> [Record extracts]
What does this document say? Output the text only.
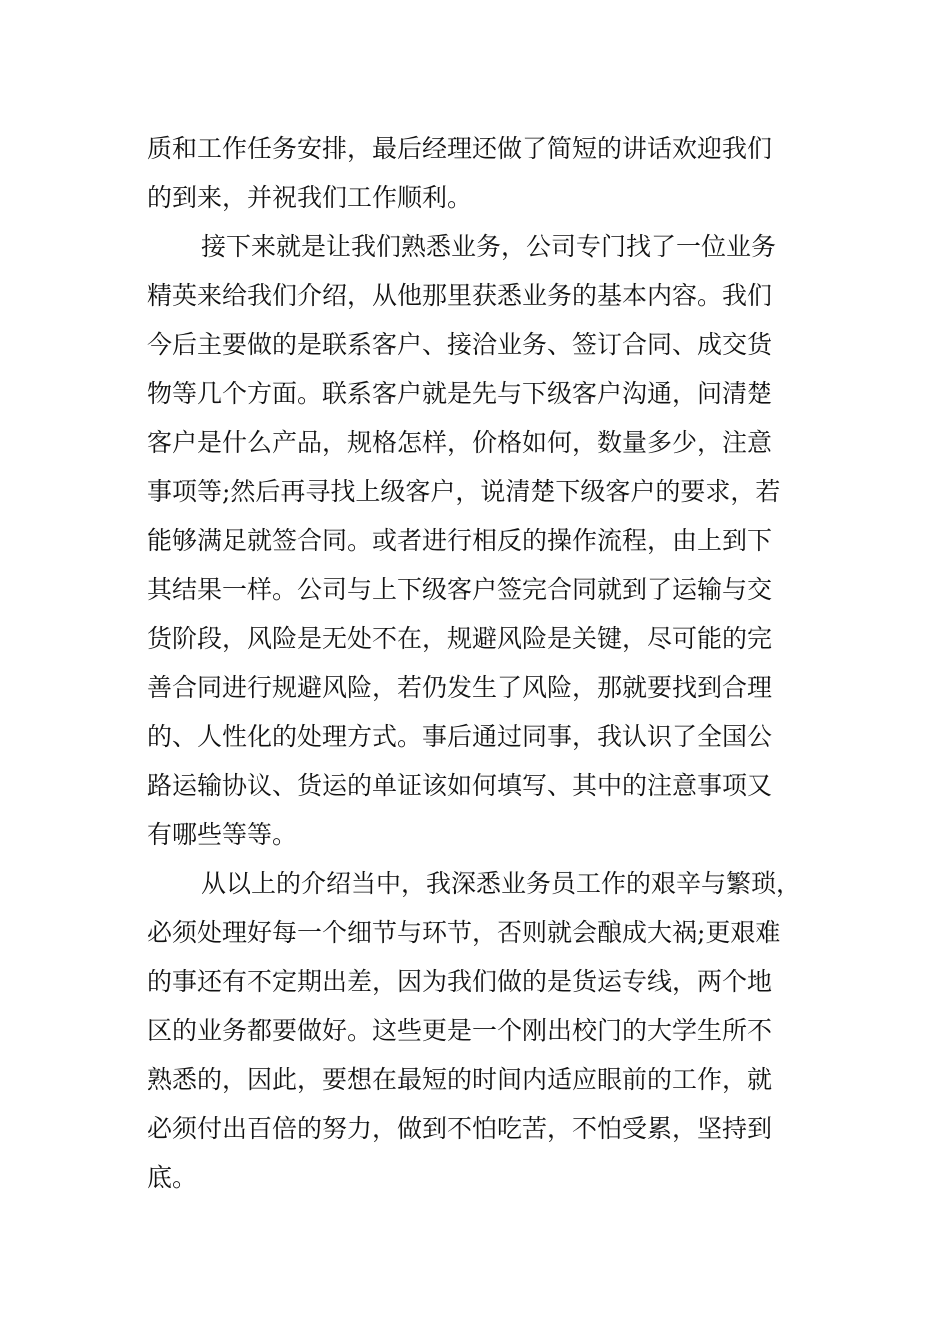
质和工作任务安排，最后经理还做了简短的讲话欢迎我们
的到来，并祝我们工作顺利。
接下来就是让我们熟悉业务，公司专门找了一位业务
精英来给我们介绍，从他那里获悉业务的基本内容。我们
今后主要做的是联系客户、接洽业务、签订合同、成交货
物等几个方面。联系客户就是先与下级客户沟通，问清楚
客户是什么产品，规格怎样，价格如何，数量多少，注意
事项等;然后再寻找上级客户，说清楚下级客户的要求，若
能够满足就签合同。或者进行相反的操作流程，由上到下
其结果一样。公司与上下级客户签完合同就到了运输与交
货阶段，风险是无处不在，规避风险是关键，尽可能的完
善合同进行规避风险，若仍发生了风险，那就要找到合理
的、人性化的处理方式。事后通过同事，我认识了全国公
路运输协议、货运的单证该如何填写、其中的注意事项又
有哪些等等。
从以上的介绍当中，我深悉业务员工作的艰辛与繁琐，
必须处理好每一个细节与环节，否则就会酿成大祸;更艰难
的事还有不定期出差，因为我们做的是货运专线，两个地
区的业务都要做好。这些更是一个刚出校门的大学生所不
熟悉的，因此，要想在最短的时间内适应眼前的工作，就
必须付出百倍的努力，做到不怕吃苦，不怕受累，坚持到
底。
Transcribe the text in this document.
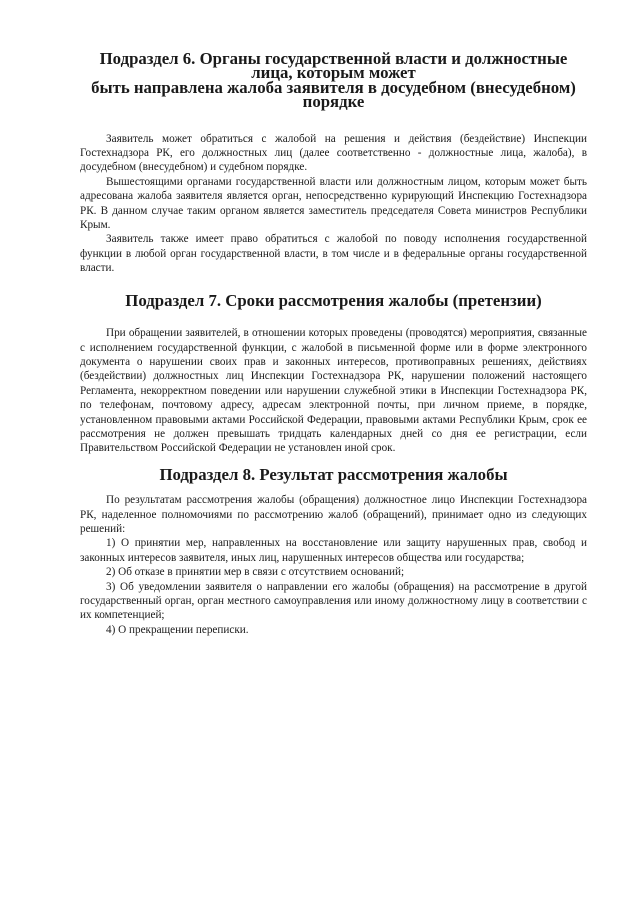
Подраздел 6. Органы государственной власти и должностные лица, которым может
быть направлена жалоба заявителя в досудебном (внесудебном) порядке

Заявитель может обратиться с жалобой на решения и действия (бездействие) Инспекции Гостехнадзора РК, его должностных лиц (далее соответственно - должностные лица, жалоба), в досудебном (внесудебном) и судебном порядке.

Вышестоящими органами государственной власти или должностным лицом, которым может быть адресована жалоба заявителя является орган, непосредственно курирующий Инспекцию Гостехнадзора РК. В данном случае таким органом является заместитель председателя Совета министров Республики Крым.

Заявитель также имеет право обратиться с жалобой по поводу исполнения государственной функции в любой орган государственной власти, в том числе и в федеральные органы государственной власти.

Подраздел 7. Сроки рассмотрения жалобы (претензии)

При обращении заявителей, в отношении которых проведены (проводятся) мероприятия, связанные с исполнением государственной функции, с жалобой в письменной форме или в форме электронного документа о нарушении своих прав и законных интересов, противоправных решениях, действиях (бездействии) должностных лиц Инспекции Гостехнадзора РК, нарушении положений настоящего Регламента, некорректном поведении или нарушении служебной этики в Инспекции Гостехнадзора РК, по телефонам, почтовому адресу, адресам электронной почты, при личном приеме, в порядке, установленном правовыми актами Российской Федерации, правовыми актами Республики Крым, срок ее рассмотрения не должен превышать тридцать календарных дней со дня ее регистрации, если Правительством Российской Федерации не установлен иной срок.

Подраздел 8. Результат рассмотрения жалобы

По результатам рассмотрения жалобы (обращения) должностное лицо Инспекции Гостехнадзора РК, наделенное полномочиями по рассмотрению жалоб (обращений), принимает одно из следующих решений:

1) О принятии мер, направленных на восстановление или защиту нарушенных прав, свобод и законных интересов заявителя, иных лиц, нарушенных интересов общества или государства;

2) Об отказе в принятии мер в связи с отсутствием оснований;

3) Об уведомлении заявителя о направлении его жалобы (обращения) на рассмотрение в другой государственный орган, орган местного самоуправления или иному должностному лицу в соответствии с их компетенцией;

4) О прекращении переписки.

> [Aim] Select every line of the material above holding the word "должностных" and copy it.

> [Result of the task]
Заявитель может обратиться с жалобой на решения и действия (бездействие) Инспекции Гостехнадзора РК, его должностных лиц (далее соответственно - должностные лица, жалоба), в досудебном (внесудебном) и судебном порядке.
При обращении заявителей, в отношении которых проведены (проводятся) мероприятия, связанные с исполнением государственной функции, с жалобой в письменной форме или в форме электронного документа о нарушении своих прав и законных интересов, противоправных решениях, действиях (бездействии) должностных лиц Инспекции Гостехнадзора РК, нарушении положений настоящего Регламента, некорректном поведении или нарушении служебной этики в Инспекции Гостехнадзора РК, по телефонам, почтовому адресу, адресам электронной почты, при личном приеме, в порядке, установленном правовыми актами Российской Федерации, правовыми актами Республики Крым, срок ее рассмотрения не должен превышать тридцать календарных дней со дня ее регистрации, если Правительством Российской Федерации не установлен иной срок.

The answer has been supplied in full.